*DIRECTIONS FOR THIS TASK*: Search the listing below for "data". Copy each matching line.

## Begin

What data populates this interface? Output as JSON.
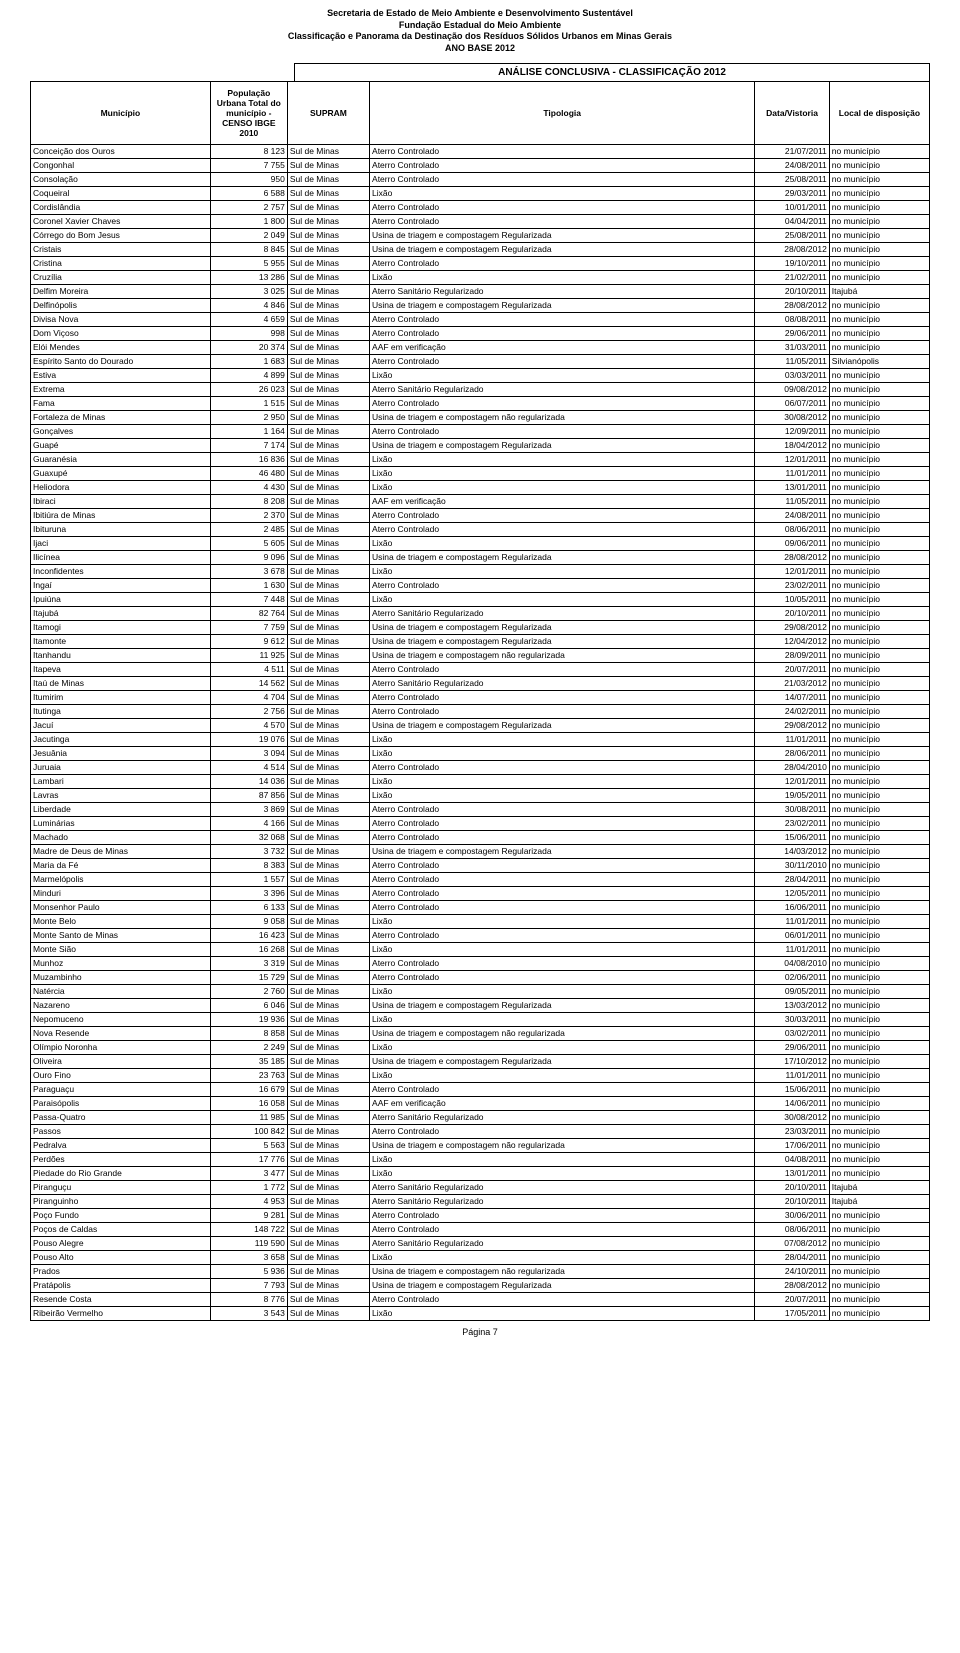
{
  "header": {
    "line1": "Secretaria de Estado de Meio Ambiente e Desenvolvimento Sustentável",
    "line2": "Fundação Estadual do Meio Ambiente",
    "line3": "Classificação e Panorama da Destinação dos Resíduos Sólidos Urbanos em Minas Gerais",
    "line4": "ANO BASE 2012"
  },
  "section_title": "ANÁLISE CONCLUSIVA - CLASSIFICAÇÃO 2012",
  "columns": {
    "municipio": "Município",
    "populacao": "População Urbana Total do município - CENSO IBGE 2010",
    "supram": "SUPRAM",
    "tipologia": "Tipologia",
    "data": "Data/Vistoria",
    "local": "Local de disposição"
  },
  "footer": "Página 7",
  "rows": [
    [
      "Conceição dos Ouros",
      "8 123",
      "Sul  de Minas",
      "Aterro Controlado",
      "21/07/2011",
      "no município"
    ],
    [
      "Congonhal",
      "7 755",
      "Sul  de Minas",
      "Aterro Controlado",
      "24/08/2011",
      "no município"
    ],
    [
      "Consolação",
      "950",
      "Sul  de Minas",
      "Aterro Controlado",
      "25/08/2011",
      "no município"
    ],
    [
      "Coqueiral",
      "6 588",
      "Sul  de Minas",
      "Lixão",
      "29/03/2011",
      "no município"
    ],
    [
      "Cordislândia",
      "2 757",
      "Sul  de Minas",
      "Aterro Controlado",
      "10/01/2011",
      "no município"
    ],
    [
      "Coronel Xavier Chaves",
      "1 800",
      "Sul  de Minas",
      "Aterro Controlado",
      "04/04/2011",
      "no município"
    ],
    [
      "Córrego do Bom Jesus",
      "2 049",
      "Sul  de Minas",
      "Usina de triagem e compostagem Regularizada",
      "25/08/2011",
      "no município"
    ],
    [
      "Cristais",
      "8 845",
      "Sul  de Minas",
      "Usina de triagem e compostagem Regularizada",
      "28/08/2012",
      "no município"
    ],
    [
      "Cristina",
      "5 955",
      "Sul  de Minas",
      "Aterro Controlado",
      "19/10/2011",
      "no município"
    ],
    [
      "Cruzília",
      "13 286",
      "Sul  de Minas",
      "Lixão",
      "21/02/2011",
      "no município"
    ],
    [
      "Delfim Moreira",
      "3 025",
      "Sul  de Minas",
      "Aterro Sanitário Regularizado",
      "20/10/2011",
      "Itajubá"
    ],
    [
      "Delfinópolis",
      "4 846",
      "Sul  de Minas",
      "Usina de triagem e compostagem Regularizada",
      "28/08/2012",
      "no município"
    ],
    [
      "Divisa Nova",
      "4 659",
      "Sul  de Minas",
      "Aterro Controlado",
      "08/08/2011",
      "no município"
    ],
    [
      "Dom Viçoso",
      "998",
      "Sul  de Minas",
      "Aterro Controlado",
      "29/06/2011",
      "no município"
    ],
    [
      "Elói Mendes",
      "20 374",
      "Sul  de Minas",
      "AAF em verificação",
      "31/03/2011",
      "no município"
    ],
    [
      "Espírito Santo do Dourado",
      "1 683",
      "Sul  de Minas",
      "Aterro Controlado",
      "11/05/2011",
      "Silvianópolis"
    ],
    [
      "Estiva",
      "4 899",
      "Sul  de Minas",
      "Lixão",
      "03/03/2011",
      "no município"
    ],
    [
      "Extrema",
      "26 023",
      "Sul  de Minas",
      "Aterro Sanitário Regularizado",
      "09/08/2012",
      "no município"
    ],
    [
      "Fama",
      "1 515",
      "Sul  de Minas",
      "Aterro Controlado",
      "06/07/2011",
      "no município"
    ],
    [
      "Fortaleza de Minas",
      "2 950",
      "Sul  de Minas",
      "Usina de triagem e compostagem não regularizada",
      "30/08/2012",
      "no município"
    ],
    [
      "Gonçalves",
      "1 164",
      "Sul  de Minas",
      "Aterro Controlado",
      "12/09/2011",
      "no município"
    ],
    [
      "Guapé",
      "7 174",
      "Sul  de Minas",
      "Usina de triagem e compostagem Regularizada",
      "18/04/2012",
      "no município"
    ],
    [
      "Guaranésia",
      "16 836",
      "Sul  de Minas",
      "Lixão",
      "12/01/2011",
      "no município"
    ],
    [
      "Guaxupé",
      "46 480",
      "Sul  de Minas",
      "Lixão",
      "11/01/2011",
      "no município"
    ],
    [
      "Heliodora",
      "4 430",
      "Sul  de Minas",
      "Lixão",
      "13/01/2011",
      "no município"
    ],
    [
      "Ibiraci",
      "8 208",
      "Sul  de Minas",
      "AAF em verificação",
      "11/05/2011",
      "no município"
    ],
    [
      "Ibitiúra de Minas",
      "2 370",
      "Sul  de Minas",
      "Aterro Controlado",
      "24/08/2011",
      "no município"
    ],
    [
      "Ibituruna",
      "2 485",
      "Sul  de Minas",
      "Aterro Controlado",
      "08/06/2011",
      "no município"
    ],
    [
      "Ijaci",
      "5 605",
      "Sul  de Minas",
      "Lixão",
      "09/06/2011",
      "no município"
    ],
    [
      "Ilicínea",
      "9 096",
      "Sul  de Minas",
      "Usina de triagem e compostagem Regularizada",
      "28/08/2012",
      "no município"
    ],
    [
      "Inconfidentes",
      "3 678",
      "Sul  de Minas",
      "Lixão",
      "12/01/2011",
      "no município"
    ],
    [
      "Ingaí",
      "1 630",
      "Sul  de Minas",
      "Aterro Controlado",
      "23/02/2011",
      "no município"
    ],
    [
      "Ipuiúna",
      "7 448",
      "Sul  de Minas",
      "Lixão",
      "10/05/2011",
      "no município"
    ],
    [
      "Itajubá",
      "82 764",
      "Sul  de Minas",
      "Aterro Sanitário Regularizado",
      "20/10/2011",
      "no município"
    ],
    [
      "Itamogi",
      "7 759",
      "Sul  de Minas",
      "Usina de triagem e compostagem Regularizada",
      "29/08/2012",
      "no município"
    ],
    [
      "Itamonte",
      "9 612",
      "Sul  de Minas",
      "Usina de triagem e compostagem Regularizada",
      "12/04/2012",
      "no município"
    ],
    [
      "Itanhandu",
      "11 925",
      "Sul  de Minas",
      "Usina de triagem e compostagem não regularizada",
      "28/09/2011",
      "no município"
    ],
    [
      "Itapeva",
      "4 511",
      "Sul  de Minas",
      "Aterro Controlado",
      "20/07/2011",
      "no município"
    ],
    [
      "Itaú de Minas",
      "14 562",
      "Sul  de Minas",
      "Aterro Sanitário Regularizado",
      "21/03/2012",
      "no município"
    ],
    [
      "Itumirim",
      "4 704",
      "Sul  de Minas",
      "Aterro Controlado",
      "14/07/2011",
      "no município"
    ],
    [
      "Itutinga",
      "2 756",
      "Sul  de Minas",
      "Aterro Controlado",
      "24/02/2011",
      "no município"
    ],
    [
      "Jacuí",
      "4 570",
      "Sul  de Minas",
      "Usina de triagem e compostagem Regularizada",
      "29/08/2012",
      "no município"
    ],
    [
      "Jacutinga",
      "19 076",
      "Sul  de Minas",
      "Lixão",
      "11/01/2011",
      "no município"
    ],
    [
      "Jesuânia",
      "3 094",
      "Sul  de Minas",
      "Lixão",
      "28/06/2011",
      "no município"
    ],
    [
      "Juruaia",
      "4 514",
      "Sul  de Minas",
      "Aterro Controlado",
      "28/04/2010",
      "no município"
    ],
    [
      "Lambari",
      "14 036",
      "Sul  de Minas",
      "Lixão",
      "12/01/2011",
      "no município"
    ],
    [
      "Lavras",
      "87 856",
      "Sul  de Minas",
      "Lixão",
      "19/05/2011",
      "no município"
    ],
    [
      "Liberdade",
      "3 869",
      "Sul  de Minas",
      "Aterro Controlado",
      "30/08/2011",
      "no município"
    ],
    [
      "Luminárias",
      "4 166",
      "Sul  de Minas",
      "Aterro Controlado",
      "23/02/2011",
      "no município"
    ],
    [
      "Machado",
      "32 068",
      "Sul  de Minas",
      "Aterro Controlado",
      "15/06/2011",
      "no município"
    ],
    [
      "Madre de Deus de Minas",
      "3 732",
      "Sul  de Minas",
      "Usina de triagem e compostagem Regularizada",
      "14/03/2012",
      "no município"
    ],
    [
      "Maria da Fé",
      "8 383",
      "Sul  de Minas",
      "Aterro Controlado",
      "30/11/2010",
      "no município"
    ],
    [
      "Marmelópolis",
      "1 557",
      "Sul  de Minas",
      "Aterro Controlado",
      "28/04/2011",
      "no município"
    ],
    [
      "Minduri",
      "3 396",
      "Sul  de Minas",
      "Aterro Controlado",
      "12/05/2011",
      "no município"
    ],
    [
      "Monsenhor Paulo",
      "6 133",
      "Sul  de Minas",
      "Aterro Controlado",
      "16/06/2011",
      "no município"
    ],
    [
      "Monte Belo",
      "9 058",
      "Sul  de Minas",
      "Lixão",
      "11/01/2011",
      "no município"
    ],
    [
      "Monte Santo de Minas",
      "16 423",
      "Sul  de Minas",
      "Aterro Controlado",
      "06/01/2011",
      "no município"
    ],
    [
      "Monte Sião",
      "16 268",
      "Sul  de Minas",
      "Lixão",
      "11/01/2011",
      "no município"
    ],
    [
      "Munhoz",
      "3 319",
      "Sul  de Minas",
      "Aterro Controlado",
      "04/08/2010",
      "no município"
    ],
    [
      "Muzambinho",
      "15 729",
      "Sul  de Minas",
      "Aterro Controlado",
      "02/06/2011",
      "no município"
    ],
    [
      "Natércia",
      "2 760",
      "Sul  de Minas",
      "Lixão",
      "09/05/2011",
      "no município"
    ],
    [
      "Nazareno",
      "6 046",
      "Sul  de Minas",
      "Usina de triagem e compostagem Regularizada",
      "13/03/2012",
      "no município"
    ],
    [
      "Nepomuceno",
      "19 936",
      "Sul  de Minas",
      "Lixão",
      "30/03/2011",
      "no município"
    ],
    [
      "Nova Resende",
      "8 858",
      "Sul  de Minas",
      "Usina de triagem e compostagem não regularizada",
      "03/02/2011",
      "no município"
    ],
    [
      "Olímpio Noronha",
      "2 249",
      "Sul  de Minas",
      "Lixão",
      "29/06/2011",
      "no município"
    ],
    [
      "Oliveira",
      "35 185",
      "Sul  de Minas",
      "Usina de triagem e compostagem Regularizada",
      "17/10/2012",
      "no município"
    ],
    [
      "Ouro Fino",
      "23 763",
      "Sul  de Minas",
      "Lixão",
      "11/01/2011",
      "no município"
    ],
    [
      "Paraguaçu",
      "16 679",
      "Sul  de Minas",
      "Aterro Controlado",
      "15/06/2011",
      "no município"
    ],
    [
      "Paraisópolis",
      "16 058",
      "Sul  de Minas",
      "AAF em verificação",
      "14/06/2011",
      "no município"
    ],
    [
      "Passa-Quatro",
      "11 985",
      "Sul  de Minas",
      "Aterro Sanitário Regularizado",
      "30/08/2012",
      "no município"
    ],
    [
      "Passos",
      "100 842",
      "Sul  de Minas",
      "Aterro Controlado",
      "23/03/2011",
      "no município"
    ],
    [
      "Pedralva",
      "5 563",
      "Sul  de Minas",
      "Usina de triagem e compostagem não regularizada",
      "17/06/2011",
      "no município"
    ],
    [
      "Perdões",
      "17 776",
      "Sul  de Minas",
      "Lixão",
      "04/08/2011",
      "no município"
    ],
    [
      "Piedade do Rio Grande",
      "3 477",
      "Sul  de Minas",
      "Lixão",
      "13/01/2011",
      "no município"
    ],
    [
      "Piranguçu",
      "1 772",
      "Sul  de Minas",
      "Aterro Sanitário Regularizado",
      "20/10/2011",
      "Itajubá"
    ],
    [
      "Piranguinho",
      "4 953",
      "Sul  de Minas",
      "Aterro Sanitário Regularizado",
      "20/10/2011",
      "Itajubá"
    ],
    [
      "Poço Fundo",
      "9 281",
      "Sul  de Minas",
      "Aterro Controlado",
      "30/06/2011",
      "no município"
    ],
    [
      "Poços de Caldas",
      "148 722",
      "Sul  de Minas",
      "Aterro Controlado",
      "08/06/2011",
      "no município"
    ],
    [
      "Pouso Alegre",
      "119 590",
      "Sul  de Minas",
      "Aterro Sanitário Regularizado",
      "07/08/2012",
      "no município"
    ],
    [
      "Pouso Alto",
      "3 658",
      "Sul  de Minas",
      "Lixão",
      "28/04/2011",
      "no município"
    ],
    [
      "Prados",
      "5 936",
      "Sul  de Minas",
      "Usina de triagem e compostagem não regularizada",
      "24/10/2011",
      "no município"
    ],
    [
      "Pratápolis",
      "7 793",
      "Sul  de Minas",
      "Usina de triagem e compostagem Regularizada",
      "28/08/2012",
      "no município"
    ],
    [
      "Resende Costa",
      "8 776",
      "Sul  de Minas",
      "Aterro Controlado",
      "20/07/2011",
      "no município"
    ],
    [
      "Ribeirão Vermelho",
      "3 543",
      "Sul  de Minas",
      "Lixão",
      "17/05/2011",
      "no município"
    ]
  ]
}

## End

*RESULT OF THIS TASK*:
What data populates this interface? Output as JSON.
    "data": "Data/Vistoria",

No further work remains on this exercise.